··· DATA ···
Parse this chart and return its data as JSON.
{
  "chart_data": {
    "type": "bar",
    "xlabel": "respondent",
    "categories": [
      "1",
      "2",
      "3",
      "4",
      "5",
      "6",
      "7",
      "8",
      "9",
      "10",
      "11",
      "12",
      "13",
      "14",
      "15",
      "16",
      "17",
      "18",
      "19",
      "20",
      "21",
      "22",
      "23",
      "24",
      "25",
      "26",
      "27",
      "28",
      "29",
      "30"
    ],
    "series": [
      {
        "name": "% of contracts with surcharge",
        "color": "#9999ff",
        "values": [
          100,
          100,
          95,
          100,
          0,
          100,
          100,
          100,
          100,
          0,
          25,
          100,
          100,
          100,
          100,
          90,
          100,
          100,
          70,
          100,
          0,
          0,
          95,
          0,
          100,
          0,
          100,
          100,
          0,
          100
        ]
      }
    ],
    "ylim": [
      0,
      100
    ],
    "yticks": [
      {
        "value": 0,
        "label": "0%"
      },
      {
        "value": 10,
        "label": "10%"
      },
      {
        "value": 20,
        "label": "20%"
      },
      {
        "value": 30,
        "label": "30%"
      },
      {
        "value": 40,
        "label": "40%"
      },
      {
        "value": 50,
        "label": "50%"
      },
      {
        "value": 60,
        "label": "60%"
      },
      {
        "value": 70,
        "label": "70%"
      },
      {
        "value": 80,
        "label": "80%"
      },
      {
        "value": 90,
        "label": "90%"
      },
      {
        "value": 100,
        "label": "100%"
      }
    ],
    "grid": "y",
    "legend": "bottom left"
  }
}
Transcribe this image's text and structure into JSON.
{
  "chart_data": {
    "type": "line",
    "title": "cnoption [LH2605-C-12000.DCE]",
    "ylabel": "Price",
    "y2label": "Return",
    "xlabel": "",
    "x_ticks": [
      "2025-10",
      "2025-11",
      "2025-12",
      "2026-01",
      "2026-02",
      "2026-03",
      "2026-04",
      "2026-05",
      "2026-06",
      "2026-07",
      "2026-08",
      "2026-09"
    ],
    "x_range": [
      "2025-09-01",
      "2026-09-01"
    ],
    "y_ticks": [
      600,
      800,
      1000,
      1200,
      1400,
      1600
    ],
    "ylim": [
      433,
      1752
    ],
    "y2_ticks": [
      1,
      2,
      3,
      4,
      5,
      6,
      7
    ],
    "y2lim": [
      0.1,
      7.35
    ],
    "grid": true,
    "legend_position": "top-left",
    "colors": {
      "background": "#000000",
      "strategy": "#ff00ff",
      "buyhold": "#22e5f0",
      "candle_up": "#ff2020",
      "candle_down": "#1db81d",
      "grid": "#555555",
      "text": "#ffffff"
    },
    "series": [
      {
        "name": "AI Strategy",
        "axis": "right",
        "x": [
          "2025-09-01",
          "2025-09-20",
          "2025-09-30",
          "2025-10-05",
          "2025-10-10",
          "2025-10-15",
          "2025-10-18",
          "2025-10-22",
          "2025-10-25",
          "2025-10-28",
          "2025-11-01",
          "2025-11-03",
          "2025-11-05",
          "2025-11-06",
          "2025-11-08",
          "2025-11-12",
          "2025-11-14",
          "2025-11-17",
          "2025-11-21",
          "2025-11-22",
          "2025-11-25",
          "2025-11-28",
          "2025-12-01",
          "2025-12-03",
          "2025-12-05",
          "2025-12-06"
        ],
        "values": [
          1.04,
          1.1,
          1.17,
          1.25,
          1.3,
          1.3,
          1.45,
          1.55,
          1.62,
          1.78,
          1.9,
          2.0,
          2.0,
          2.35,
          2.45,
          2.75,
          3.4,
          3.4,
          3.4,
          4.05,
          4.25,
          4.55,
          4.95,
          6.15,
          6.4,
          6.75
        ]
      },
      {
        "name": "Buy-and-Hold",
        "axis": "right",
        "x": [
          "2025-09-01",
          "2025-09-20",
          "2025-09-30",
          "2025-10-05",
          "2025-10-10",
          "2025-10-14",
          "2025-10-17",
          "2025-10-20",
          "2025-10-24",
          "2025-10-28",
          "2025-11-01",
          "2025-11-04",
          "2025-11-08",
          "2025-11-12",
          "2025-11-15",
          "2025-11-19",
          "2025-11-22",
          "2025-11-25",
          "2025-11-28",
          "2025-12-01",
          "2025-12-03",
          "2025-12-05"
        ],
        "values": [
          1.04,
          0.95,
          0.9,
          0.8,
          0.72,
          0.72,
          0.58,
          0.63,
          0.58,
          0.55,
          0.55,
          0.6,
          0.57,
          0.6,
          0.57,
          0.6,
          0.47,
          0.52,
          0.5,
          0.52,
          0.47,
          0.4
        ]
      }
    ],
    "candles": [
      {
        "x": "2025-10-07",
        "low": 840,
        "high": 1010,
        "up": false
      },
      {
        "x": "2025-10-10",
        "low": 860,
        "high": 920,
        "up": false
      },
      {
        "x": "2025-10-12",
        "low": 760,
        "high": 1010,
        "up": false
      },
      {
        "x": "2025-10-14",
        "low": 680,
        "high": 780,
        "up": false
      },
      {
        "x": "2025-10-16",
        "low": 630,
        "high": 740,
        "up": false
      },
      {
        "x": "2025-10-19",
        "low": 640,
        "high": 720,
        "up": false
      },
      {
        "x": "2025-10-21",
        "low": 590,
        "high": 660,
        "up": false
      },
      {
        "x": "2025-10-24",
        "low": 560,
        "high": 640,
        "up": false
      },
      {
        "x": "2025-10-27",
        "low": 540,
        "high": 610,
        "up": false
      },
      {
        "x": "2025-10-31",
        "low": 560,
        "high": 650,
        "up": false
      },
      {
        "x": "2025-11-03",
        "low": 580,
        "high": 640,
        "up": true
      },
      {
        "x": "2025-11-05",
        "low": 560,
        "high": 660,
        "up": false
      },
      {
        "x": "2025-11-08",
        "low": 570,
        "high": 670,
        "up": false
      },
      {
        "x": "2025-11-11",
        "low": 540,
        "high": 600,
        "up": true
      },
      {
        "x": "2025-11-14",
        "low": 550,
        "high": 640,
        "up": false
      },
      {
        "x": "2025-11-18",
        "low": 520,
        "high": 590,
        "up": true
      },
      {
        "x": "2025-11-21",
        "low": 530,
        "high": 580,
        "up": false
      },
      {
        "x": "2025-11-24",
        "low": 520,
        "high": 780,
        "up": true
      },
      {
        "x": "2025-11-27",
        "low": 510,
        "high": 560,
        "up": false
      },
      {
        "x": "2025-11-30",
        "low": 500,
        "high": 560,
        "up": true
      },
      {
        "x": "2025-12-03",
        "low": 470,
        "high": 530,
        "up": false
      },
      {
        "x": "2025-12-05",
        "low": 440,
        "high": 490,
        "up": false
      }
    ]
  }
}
···
## WHAT IS ASKED
Write out the whole listing exactly.

## ANSWER TO THE PROBLEM
Parse this chart and return its data as JSON.
{
  "chart_data": {
    "type": "bar",
    "xlabel": "respondent",
    "categories": [
      "1",
      "2",
      "3",
      "4",
      "5",
      "6",
      "7",
      "8",
      "9",
      "10",
      "11",
      "12",
      "13",
      "14",
      "15",
      "16",
      "17",
      "18",
      "19",
      "20",
      "21",
      "22",
      "23",
      "24",
      "25",
      "26",
      "27",
      "28",
      "29",
      "30"
    ],
    "series": [
      {
        "name": "% of contracts with surcharge",
        "color": "#9999ff",
        "values": [
          100,
          100,
          95,
          100,
          0,
          100,
          100,
          100,
          100,
          0,
          25,
          100,
          100,
          100,
          100,
          90,
          100,
          100,
          70,
          100,
          0,
          0,
          95,
          0,
          100,
          0,
          100,
          100,
          0,
          100
        ]
      }
    ],
    "ylim": [
      0,
      100
    ],
    "yticks": [
      {
        "value": 0,
        "label": "0%"
      },
      {
        "value": 10,
        "label": "10%"
      },
      {
        "value": 20,
        "label": "20%"
      },
      {
        "value": 30,
        "label": "30%"
      },
      {
        "value": 40,
        "label": "40%"
      },
      {
        "value": 50,
        "label": "50%"
      },
      {
        "value": 60,
        "label": "60%"
      },
      {
        "value": 70,
        "label": "70%"
      },
      {
        "value": 80,
        "label": "80%"
      },
      {
        "value": 90,
        "label": "90%"
      },
      {
        "value": 100,
        "label": "100%"
      }
    ],
    "grid": "y",
    "legend": "bottom left"
  }
}
Transcribe this image's text and structure into JSON.
{
  "chart_data": {
    "type": "line",
    "title": "cnoption [LH2605-C-12000.DCE]",
    "ylabel": "Price",
    "y2label": "Return",
    "xlabel": "",
    "x_ticks": [
      "2025-10",
      "2025-11",
      "2025-12",
      "2026-01",
      "2026-02",
      "2026-03",
      "2026-04",
      "2026-05",
      "2026-06",
      "2026-07",
      "2026-08",
      "2026-09"
    ],
    "x_range": [
      "2025-09-01",
      "2026-09-01"
    ],
    "y_ticks": [
      600,
      800,
      1000,
      1200,
      1400,
      1600
    ],
    "ylim": [
      433,
      1752
    ],
    "y2_ticks": [
      1,
      2,
      3,
      4,
      5,
      6,
      7
    ],
    "y2lim": [
      0.1,
      7.35
    ],
    "grid": true,
    "legend_position": "top-left",
    "colors": {
      "background": "#000000",
      "strategy": "#ff00ff",
      "buyhold": "#22e5f0",
      "candle_up": "#ff2020",
      "candle_down": "#1db81d",
      "grid": "#555555",
      "text": "#ffffff"
    },
    "series": [
      {
        "name": "AI Strategy",
        "axis": "right",
        "x": [
          "2025-09-01",
          "2025-09-20",
          "2025-09-30",
          "2025-10-05",
          "2025-10-10",
          "2025-10-15",
          "2025-10-18",
          "2025-10-22",
          "2025-10-25",
          "2025-10-28",
          "2025-11-01",
          "2025-11-03",
          "2025-11-05",
          "2025-11-06",
          "2025-11-08",
          "2025-11-12",
          "2025-11-14",
          "2025-11-17",
          "2025-11-21",
          "2025-11-22",
          "2025-11-25",
          "2025-11-28",
          "2025-12-01",
          "2025-12-03",
          "2025-12-05",
          "2025-12-06"
        ],
        "values": [
          1.04,
          1.1,
          1.17,
          1.25,
          1.3,
          1.3,
          1.45,
          1.55,
          1.62,
          1.78,
          1.9,
          2.0,
          2.0,
          2.35,
          2.45,
          2.75,
          3.4,
          3.4,
          3.4,
          4.05,
          4.25,
          4.55,
          4.95,
          6.15,
          6.4,
          6.75
        ]
      },
      {
        "name": "Buy-and-Hold",
        "axis": "right",
        "x": [
          "2025-09-01",
          "2025-09-20",
          "2025-09-30",
          "2025-10-05",
          "2025-10-10",
          "2025-10-14",
          "2025-10-17",
          "2025-10-20",
          "2025-10-24",
          "2025-10-28",
          "2025-11-01",
          "2025-11-04",
          "2025-11-08",
          "2025-11-12",
          "2025-11-15",
          "2025-11-19",
          "2025-11-22",
          "2025-11-25",
          "2025-11-28",
          "2025-12-01",
          "2025-12-03",
          "2025-12-05"
        ],
        "values": [
          1.04,
          0.95,
          0.9,
          0.8,
          0.72,
          0.72,
          0.58,
          0.63,
          0.58,
          0.55,
          0.55,
          0.6,
          0.57,
          0.6,
          0.57,
          0.6,
          0.47,
          0.52,
          0.5,
          0.52,
          0.47,
          0.4
        ]
      }
    ],
    "candles": [
      {
        "x": "2025-10-07",
        "low": 840,
        "high": 1010,
        "up": false
      },
      {
        "x": "2025-10-10",
        "low": 860,
        "high": 920,
        "up": false
      },
      {
        "x": "2025-10-12",
        "low": 760,
        "high": 1010,
        "up": false
      },
      {
        "x": "2025-10-14",
        "low": 680,
        "high": 780,
        "up": false
      },
      {
        "x": "2025-10-16",
        "low": 630,
        "high": 740,
        "up": false
      },
      {
        "x": "2025-10-19",
        "low": 640,
        "high": 720,
        "up": false
      },
      {
        "x": "2025-10-21",
        "low": 590,
        "high": 660,
        "up": false
      },
      {
        "x": "2025-10-24",
        "low": 560,
        "high": 640,
        "up": false
      },
      {
        "x": "2025-10-27",
        "low": 540,
        "high": 610,
        "up": false
      },
      {
        "x": "2025-10-31",
        "low": 560,
        "high": 650,
        "up": false
      },
      {
        "x": "2025-11-03",
        "low": 580,
        "high": 640,
        "up": true
      },
      {
        "x": "2025-11-05",
        "low": 560,
        "high": 660,
        "up": false
      },
      {
        "x": "2025-11-08",
        "low": 570,
        "high": 670,
        "up": false
      },
      {
        "x": "2025-11-11",
        "low": 540,
        "high": 600,
        "up": true
      },
      {
        "x": "2025-11-14",
        "low": 550,
        "high": 640,
        "up": false
      },
      {
        "x": "2025-11-18",
        "low": 520,
        "high": 590,
        "up": true
      },
      {
        "x": "2025-11-21",
        "low": 530,
        "high": 580,
        "up": false
      },
      {
        "x": "2025-11-24",
        "low": 520,
        "high": 780,
        "up": true
      },
      {
        "x": "2025-11-27",
        "low": 510,
        "high": 560,
        "up": false
      },
      {
        "x": "2025-11-30",
        "low": 500,
        "high": 560,
        "up": true
      },
      {
        "x": "2025-12-03",
        "low": 470,
        "high": 530,
        "up": false
      },
      {
        "x": "2025-12-05",
        "low": 440,
        "high": 490,
        "up": false
      }
    ]
  }
}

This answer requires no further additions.